» Exercise brief:
Exactly as they appear, output all of the entries.

» Exercise material:
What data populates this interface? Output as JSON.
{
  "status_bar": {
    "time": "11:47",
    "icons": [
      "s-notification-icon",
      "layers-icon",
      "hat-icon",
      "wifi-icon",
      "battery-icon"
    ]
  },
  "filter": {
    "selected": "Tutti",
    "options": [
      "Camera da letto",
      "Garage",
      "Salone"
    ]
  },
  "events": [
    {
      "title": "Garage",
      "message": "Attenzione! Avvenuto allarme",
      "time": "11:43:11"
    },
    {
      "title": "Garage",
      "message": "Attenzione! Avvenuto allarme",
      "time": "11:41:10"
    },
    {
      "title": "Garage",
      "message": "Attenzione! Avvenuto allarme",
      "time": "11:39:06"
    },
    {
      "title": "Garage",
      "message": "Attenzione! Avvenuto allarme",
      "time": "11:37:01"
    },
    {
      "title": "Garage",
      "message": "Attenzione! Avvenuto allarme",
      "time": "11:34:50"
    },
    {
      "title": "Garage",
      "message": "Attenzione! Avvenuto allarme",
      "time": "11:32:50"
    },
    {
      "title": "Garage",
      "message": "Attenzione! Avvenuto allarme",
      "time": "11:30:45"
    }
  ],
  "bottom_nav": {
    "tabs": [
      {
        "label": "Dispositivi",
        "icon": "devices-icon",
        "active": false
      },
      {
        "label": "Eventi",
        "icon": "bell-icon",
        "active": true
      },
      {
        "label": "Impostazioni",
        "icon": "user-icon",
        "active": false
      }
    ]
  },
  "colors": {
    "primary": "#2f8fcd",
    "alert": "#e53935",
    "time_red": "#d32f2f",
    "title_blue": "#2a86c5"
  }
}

» Task result:
What data populates this interface? Output as JSON.
{
  "status_bar": {
    "time": "11:47",
    "icons": [
      "s-notification-icon",
      "layers-icon",
      "hat-icon",
      "wifi-icon",
      "battery-icon"
    ]
  },
  "filter": {
    "selected": "Tutti",
    "options": [
      "Camera da letto",
      "Garage",
      "Salone"
    ]
  },
  "events": [
    {
      "title": "Garage",
      "message": "Attenzione! Avvenuto allarme",
      "time": "11:43:11"
    },
    {
      "title": "Garage",
      "message": "Attenzione! Avvenuto allarme",
      "time": "11:41:10"
    },
    {
      "title": "Garage",
      "message": "Attenzione! Avvenuto allarme",
      "time": "11:39:06"
    },
    {
      "title": "Garage",
      "message": "Attenzione! Avvenuto allarme",
      "time": "11:37:01"
    },
    {
      "title": "Garage",
      "message": "Attenzione! Avvenuto allarme",
      "time": "11:34:50"
    },
    {
      "title": "Garage",
      "message": "Attenzione! Avvenuto allarme",
      "time": "11:32:50"
    },
    {
      "title": "Garage",
      "message": "Attenzione! Avvenuto allarme",
      "time": "11:30:45"
    }
  ],
  "bottom_nav": {
    "tabs": [
      {
        "label": "Dispositivi",
        "icon": "devices-icon",
        "active": false
      },
      {
        "label": "Eventi",
        "icon": "bell-icon",
        "active": true
      },
      {
        "label": "Impostazioni",
        "icon": "user-icon",
        "active": false
      }
    ]
  },
  "colors": {
    "primary": "#2f8fcd",
    "alert": "#e53935",
    "time_red": "#d32f2f",
    "title_blue": "#2a86c5"
  }
}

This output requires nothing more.